• [The problem]: Go through the data line by line. Copy each one holding the string "oder".

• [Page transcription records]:
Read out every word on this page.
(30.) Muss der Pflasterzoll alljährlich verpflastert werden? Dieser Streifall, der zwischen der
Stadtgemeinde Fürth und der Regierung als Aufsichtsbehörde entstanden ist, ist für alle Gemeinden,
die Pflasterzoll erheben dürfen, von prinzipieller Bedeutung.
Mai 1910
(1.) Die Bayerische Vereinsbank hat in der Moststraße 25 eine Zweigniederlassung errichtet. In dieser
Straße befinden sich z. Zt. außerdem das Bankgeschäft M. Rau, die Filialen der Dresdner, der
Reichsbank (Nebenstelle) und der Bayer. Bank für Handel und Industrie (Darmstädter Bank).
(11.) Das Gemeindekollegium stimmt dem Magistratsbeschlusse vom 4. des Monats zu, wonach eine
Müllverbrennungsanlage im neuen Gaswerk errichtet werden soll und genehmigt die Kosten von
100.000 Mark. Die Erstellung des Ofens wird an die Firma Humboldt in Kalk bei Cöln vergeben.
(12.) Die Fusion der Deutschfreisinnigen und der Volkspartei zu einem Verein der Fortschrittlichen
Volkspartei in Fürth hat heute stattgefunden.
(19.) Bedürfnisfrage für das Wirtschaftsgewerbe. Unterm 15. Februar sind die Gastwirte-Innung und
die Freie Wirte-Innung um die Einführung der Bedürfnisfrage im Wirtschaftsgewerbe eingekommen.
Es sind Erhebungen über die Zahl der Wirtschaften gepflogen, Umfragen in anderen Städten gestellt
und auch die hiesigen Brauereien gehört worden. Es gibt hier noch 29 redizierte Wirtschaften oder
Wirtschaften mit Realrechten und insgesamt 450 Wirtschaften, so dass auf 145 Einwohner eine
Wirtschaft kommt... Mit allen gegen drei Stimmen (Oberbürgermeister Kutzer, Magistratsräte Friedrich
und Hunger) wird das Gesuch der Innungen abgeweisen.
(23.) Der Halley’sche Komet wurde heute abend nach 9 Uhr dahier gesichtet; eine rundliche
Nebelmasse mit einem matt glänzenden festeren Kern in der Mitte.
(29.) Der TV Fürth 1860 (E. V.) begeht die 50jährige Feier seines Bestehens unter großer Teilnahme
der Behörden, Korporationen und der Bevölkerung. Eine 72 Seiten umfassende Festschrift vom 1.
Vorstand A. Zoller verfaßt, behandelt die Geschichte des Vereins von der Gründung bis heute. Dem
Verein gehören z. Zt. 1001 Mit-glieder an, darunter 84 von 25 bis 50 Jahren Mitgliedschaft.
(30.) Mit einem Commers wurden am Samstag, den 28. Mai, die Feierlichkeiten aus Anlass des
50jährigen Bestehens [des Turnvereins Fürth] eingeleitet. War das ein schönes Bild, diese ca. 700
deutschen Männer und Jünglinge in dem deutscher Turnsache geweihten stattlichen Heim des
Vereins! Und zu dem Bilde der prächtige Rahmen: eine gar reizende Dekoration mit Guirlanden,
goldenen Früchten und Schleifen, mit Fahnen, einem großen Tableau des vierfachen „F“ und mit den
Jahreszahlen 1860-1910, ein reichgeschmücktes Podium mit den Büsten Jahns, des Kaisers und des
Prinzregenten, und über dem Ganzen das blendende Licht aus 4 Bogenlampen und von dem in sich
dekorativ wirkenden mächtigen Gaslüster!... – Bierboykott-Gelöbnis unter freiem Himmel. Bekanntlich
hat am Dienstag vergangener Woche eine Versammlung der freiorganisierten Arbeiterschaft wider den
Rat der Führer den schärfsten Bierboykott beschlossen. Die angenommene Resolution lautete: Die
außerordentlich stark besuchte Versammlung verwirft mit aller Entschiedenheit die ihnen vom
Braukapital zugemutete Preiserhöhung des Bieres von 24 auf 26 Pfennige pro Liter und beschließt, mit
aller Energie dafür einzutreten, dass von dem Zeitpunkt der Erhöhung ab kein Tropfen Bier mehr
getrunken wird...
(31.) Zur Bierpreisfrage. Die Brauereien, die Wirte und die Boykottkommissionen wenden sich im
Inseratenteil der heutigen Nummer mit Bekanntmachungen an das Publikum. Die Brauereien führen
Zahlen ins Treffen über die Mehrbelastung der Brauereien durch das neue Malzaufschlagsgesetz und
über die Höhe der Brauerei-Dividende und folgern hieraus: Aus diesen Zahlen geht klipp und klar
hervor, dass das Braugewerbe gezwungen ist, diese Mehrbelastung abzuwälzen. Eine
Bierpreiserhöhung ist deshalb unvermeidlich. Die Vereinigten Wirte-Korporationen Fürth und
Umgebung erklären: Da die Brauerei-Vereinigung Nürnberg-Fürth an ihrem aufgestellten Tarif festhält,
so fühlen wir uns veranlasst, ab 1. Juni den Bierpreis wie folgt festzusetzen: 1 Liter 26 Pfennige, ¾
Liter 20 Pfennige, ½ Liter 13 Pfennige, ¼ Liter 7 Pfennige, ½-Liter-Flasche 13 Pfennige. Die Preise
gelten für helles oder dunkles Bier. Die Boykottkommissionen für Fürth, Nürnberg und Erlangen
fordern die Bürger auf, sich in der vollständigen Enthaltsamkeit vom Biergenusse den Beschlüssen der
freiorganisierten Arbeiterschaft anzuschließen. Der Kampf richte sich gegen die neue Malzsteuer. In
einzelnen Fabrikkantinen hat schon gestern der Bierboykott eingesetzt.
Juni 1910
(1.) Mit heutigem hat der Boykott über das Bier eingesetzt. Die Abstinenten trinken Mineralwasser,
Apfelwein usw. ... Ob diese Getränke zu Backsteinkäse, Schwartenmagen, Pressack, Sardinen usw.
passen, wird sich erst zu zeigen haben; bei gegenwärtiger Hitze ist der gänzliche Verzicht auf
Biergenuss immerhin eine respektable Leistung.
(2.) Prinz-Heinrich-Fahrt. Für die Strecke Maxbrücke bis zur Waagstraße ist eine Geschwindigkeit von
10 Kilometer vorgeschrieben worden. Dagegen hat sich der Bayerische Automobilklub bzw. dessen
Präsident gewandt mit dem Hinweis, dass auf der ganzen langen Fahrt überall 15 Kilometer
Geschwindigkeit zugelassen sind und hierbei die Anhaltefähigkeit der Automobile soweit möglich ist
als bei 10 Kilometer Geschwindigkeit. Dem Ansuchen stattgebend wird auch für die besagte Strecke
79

• [Your response]:
und auch die hiesigen Brauereien gehört worden. Es gibt hier noch 29 redizierte Wirtschaften oder
gelten für helles oder dunkles Bier. Die Boykottkommissionen für Fürth, Nürnberg und Erlangen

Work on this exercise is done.